Record extracts —
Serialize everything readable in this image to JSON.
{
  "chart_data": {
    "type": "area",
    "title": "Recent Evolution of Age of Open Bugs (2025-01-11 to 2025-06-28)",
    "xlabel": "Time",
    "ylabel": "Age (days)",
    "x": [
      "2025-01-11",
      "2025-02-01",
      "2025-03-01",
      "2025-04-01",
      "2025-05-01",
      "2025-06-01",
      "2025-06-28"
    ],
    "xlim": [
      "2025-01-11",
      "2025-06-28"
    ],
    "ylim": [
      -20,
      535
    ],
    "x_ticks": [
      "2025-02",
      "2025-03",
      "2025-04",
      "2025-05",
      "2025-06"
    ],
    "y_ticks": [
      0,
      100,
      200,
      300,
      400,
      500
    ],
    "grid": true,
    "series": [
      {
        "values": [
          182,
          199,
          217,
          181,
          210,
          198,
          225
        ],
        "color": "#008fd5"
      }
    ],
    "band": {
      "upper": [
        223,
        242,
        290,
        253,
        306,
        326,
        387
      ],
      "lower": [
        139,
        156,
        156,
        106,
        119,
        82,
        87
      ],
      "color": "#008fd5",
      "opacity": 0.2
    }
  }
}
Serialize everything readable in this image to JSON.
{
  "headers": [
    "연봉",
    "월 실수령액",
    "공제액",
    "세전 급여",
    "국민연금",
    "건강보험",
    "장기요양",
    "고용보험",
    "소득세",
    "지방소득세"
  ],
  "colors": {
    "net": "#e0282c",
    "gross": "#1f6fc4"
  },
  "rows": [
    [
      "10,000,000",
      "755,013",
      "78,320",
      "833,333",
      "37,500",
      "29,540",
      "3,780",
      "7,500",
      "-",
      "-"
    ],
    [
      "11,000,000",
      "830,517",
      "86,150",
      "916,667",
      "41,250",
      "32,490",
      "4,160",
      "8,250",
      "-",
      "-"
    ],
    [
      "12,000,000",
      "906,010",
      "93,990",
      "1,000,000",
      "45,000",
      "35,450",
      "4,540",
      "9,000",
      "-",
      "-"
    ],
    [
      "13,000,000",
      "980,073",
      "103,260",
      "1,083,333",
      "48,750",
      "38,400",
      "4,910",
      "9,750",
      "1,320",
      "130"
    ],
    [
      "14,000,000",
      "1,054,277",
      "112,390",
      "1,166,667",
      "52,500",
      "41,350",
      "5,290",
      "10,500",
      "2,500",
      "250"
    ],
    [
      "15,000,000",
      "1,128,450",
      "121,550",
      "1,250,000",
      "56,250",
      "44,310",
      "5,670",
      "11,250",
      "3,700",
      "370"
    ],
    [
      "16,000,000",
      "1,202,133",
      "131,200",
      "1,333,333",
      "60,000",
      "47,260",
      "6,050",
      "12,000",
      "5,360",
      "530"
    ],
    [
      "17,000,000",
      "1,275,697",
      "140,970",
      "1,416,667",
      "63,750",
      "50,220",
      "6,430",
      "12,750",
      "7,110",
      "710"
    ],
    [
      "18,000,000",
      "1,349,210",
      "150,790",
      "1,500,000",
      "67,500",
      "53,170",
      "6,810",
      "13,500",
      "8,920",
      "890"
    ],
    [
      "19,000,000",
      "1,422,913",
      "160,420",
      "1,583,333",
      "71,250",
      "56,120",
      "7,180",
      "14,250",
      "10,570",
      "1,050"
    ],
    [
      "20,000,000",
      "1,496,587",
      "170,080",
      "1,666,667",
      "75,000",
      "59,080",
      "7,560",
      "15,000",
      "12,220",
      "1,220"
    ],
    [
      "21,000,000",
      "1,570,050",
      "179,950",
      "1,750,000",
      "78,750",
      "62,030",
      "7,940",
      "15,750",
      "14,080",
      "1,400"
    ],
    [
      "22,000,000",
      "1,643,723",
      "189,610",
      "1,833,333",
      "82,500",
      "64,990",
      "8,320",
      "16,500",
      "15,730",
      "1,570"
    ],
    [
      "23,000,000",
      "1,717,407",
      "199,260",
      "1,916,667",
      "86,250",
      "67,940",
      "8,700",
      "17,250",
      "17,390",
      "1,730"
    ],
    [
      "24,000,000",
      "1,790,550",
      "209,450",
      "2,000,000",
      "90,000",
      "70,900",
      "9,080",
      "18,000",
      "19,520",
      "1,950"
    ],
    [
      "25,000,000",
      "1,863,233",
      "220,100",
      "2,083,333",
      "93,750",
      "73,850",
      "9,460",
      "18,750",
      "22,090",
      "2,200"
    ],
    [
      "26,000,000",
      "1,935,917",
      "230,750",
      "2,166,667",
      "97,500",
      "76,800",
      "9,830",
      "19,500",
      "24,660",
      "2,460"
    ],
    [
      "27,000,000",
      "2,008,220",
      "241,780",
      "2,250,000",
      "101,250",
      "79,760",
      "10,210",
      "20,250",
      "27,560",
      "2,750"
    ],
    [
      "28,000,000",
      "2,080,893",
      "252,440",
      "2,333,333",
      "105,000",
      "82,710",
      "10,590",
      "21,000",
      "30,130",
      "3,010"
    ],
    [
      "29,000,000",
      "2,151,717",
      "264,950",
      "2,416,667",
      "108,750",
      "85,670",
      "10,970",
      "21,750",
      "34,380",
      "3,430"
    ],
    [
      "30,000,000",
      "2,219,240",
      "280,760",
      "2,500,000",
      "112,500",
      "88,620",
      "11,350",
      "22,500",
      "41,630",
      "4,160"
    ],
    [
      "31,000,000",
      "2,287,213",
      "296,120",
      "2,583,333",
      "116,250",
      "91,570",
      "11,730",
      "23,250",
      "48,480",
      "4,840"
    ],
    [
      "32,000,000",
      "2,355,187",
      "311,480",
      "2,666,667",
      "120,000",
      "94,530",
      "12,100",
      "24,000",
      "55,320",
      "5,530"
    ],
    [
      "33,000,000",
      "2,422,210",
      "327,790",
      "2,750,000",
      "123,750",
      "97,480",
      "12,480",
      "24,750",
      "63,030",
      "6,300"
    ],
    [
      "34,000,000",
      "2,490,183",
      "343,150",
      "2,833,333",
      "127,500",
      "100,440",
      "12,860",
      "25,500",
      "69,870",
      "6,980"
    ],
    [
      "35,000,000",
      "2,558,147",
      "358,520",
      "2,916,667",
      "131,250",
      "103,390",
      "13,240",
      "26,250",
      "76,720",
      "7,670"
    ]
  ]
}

Problem to solve —
Copy every record exactly as presented.

Exercise output —
Serialize everything readable in this image to JSON.
{
  "chart_data": {
    "type": "area",
    "title": "Recent Evolution of Age of Open Bugs (2025-01-11 to 2025-06-28)",
    "xlabel": "Time",
    "ylabel": "Age (days)",
    "x": [
      "2025-01-11",
      "2025-02-01",
      "2025-03-01",
      "2025-04-01",
      "2025-05-01",
      "2025-06-01",
      "2025-06-28"
    ],
    "xlim": [
      "2025-01-11",
      "2025-06-28"
    ],
    "ylim": [
      -20,
      535
    ],
    "x_ticks": [
      "2025-02",
      "2025-03",
      "2025-04",
      "2025-05",
      "2025-06"
    ],
    "y_ticks": [
      0,
      100,
      200,
      300,
      400,
      500
    ],
    "grid": true,
    "series": [
      {
        "values": [
          182,
          199,
          217,
          181,
          210,
          198,
          225
        ],
        "color": "#008fd5"
      }
    ],
    "band": {
      "upper": [
        223,
        242,
        290,
        253,
        306,
        326,
        387
      ],
      "lower": [
        139,
        156,
        156,
        106,
        119,
        82,
        87
      ],
      "color": "#008fd5",
      "opacity": 0.2
    }
  }
}
Serialize everything readable in this image to JSON.
{
  "headers": [
    "연봉",
    "월 실수령액",
    "공제액",
    "세전 급여",
    "국민연금",
    "건강보험",
    "장기요양",
    "고용보험",
    "소득세",
    "지방소득세"
  ],
  "colors": {
    "net": "#e0282c",
    "gross": "#1f6fc4"
  },
  "rows": [
    [
      "10,000,000",
      "755,013",
      "78,320",
      "833,333",
      "37,500",
      "29,540",
      "3,780",
      "7,500",
      "-",
      "-"
    ],
    [
      "11,000,000",
      "830,517",
      "86,150",
      "916,667",
      "41,250",
      "32,490",
      "4,160",
      "8,250",
      "-",
      "-"
    ],
    [
      "12,000,000",
      "906,010",
      "93,990",
      "1,000,000",
      "45,000",
      "35,450",
      "4,540",
      "9,000",
      "-",
      "-"
    ],
    [
      "13,000,000",
      "980,073",
      "103,260",
      "1,083,333",
      "48,750",
      "38,400",
      "4,910",
      "9,750",
      "1,320",
      "130"
    ],
    [
      "14,000,000",
      "1,054,277",
      "112,390",
      "1,166,667",
      "52,500",
      "41,350",
      "5,290",
      "10,500",
      "2,500",
      "250"
    ],
    [
      "15,000,000",
      "1,128,450",
      "121,550",
      "1,250,000",
      "56,250",
      "44,310",
      "5,670",
      "11,250",
      "3,700",
      "370"
    ],
    [
      "16,000,000",
      "1,202,133",
      "131,200",
      "1,333,333",
      "60,000",
      "47,260",
      "6,050",
      "12,000",
      "5,360",
      "530"
    ],
    [
      "17,000,000",
      "1,275,697",
      "140,970",
      "1,416,667",
      "63,750",
      "50,220",
      "6,430",
      "12,750",
      "7,110",
      "710"
    ],
    [
      "18,000,000",
      "1,349,210",
      "150,790",
      "1,500,000",
      "67,500",
      "53,170",
      "6,810",
      "13,500",
      "8,920",
      "890"
    ],
    [
      "19,000,000",
      "1,422,913",
      "160,420",
      "1,583,333",
      "71,250",
      "56,120",
      "7,180",
      "14,250",
      "10,570",
      "1,050"
    ],
    [
      "20,000,000",
      "1,496,587",
      "170,080",
      "1,666,667",
      "75,000",
      "59,080",
      "7,560",
      "15,000",
      "12,220",
      "1,220"
    ],
    [
      "21,000,000",
      "1,570,050",
      "179,950",
      "1,750,000",
      "78,750",
      "62,030",
      "7,940",
      "15,750",
      "14,080",
      "1,400"
    ],
    [
      "22,000,000",
      "1,643,723",
      "189,610",
      "1,833,333",
      "82,500",
      "64,990",
      "8,320",
      "16,500",
      "15,730",
      "1,570"
    ],
    [
      "23,000,000",
      "1,717,407",
      "199,260",
      "1,916,667",
      "86,250",
      "67,940",
      "8,700",
      "17,250",
      "17,390",
      "1,730"
    ],
    [
      "24,000,000",
      "1,790,550",
      "209,450",
      "2,000,000",
      "90,000",
      "70,900",
      "9,080",
      "18,000",
      "19,520",
      "1,950"
    ],
    [
      "25,000,000",
      "1,863,233",
      "220,100",
      "2,083,333",
      "93,750",
      "73,850",
      "9,460",
      "18,750",
      "22,090",
      "2,200"
    ],
    [
      "26,000,000",
      "1,935,917",
      "230,750",
      "2,166,667",
      "97,500",
      "76,800",
      "9,830",
      "19,500",
      "24,660",
      "2,460"
    ],
    [
      "27,000,000",
      "2,008,220",
      "241,780",
      "2,250,000",
      "101,250",
      "79,760",
      "10,210",
      "20,250",
      "27,560",
      "2,750"
    ],
    [
      "28,000,000",
      "2,080,893",
      "252,440",
      "2,333,333",
      "105,000",
      "82,710",
      "10,590",
      "21,000",
      "30,130",
      "3,010"
    ],
    [
      "29,000,000",
      "2,151,717",
      "264,950",
      "2,416,667",
      "108,750",
      "85,670",
      "10,970",
      "21,750",
      "34,380",
      "3,430"
    ],
    [
      "30,000,000",
      "2,219,240",
      "280,760",
      "2,500,000",
      "112,500",
      "88,620",
      "11,350",
      "22,500",
      "41,630",
      "4,160"
    ],
    [
      "31,000,000",
      "2,287,213",
      "296,120",
      "2,583,333",
      "116,250",
      "91,570",
      "11,730",
      "23,250",
      "48,480",
      "4,840"
    ],
    [
      "32,000,000",
      "2,355,187",
      "311,480",
      "2,666,667",
      "120,000",
      "94,530",
      "12,100",
      "24,000",
      "55,320",
      "5,530"
    ],
    [
      "33,000,000",
      "2,422,210",
      "327,790",
      "2,750,000",
      "123,750",
      "97,480",
      "12,480",
      "24,750",
      "63,030",
      "6,300"
    ],
    [
      "34,000,000",
      "2,490,183",
      "343,150",
      "2,833,333",
      "127,500",
      "100,440",
      "12,860",
      "25,500",
      "69,870",
      "6,980"
    ],
    [
      "35,000,000",
      "2,558,147",
      "358,520",
      "2,916,667",
      "131,250",
      "103,390",
      "13,240",
      "26,250",
      "76,720",
      "7,670"
    ]
  ]
}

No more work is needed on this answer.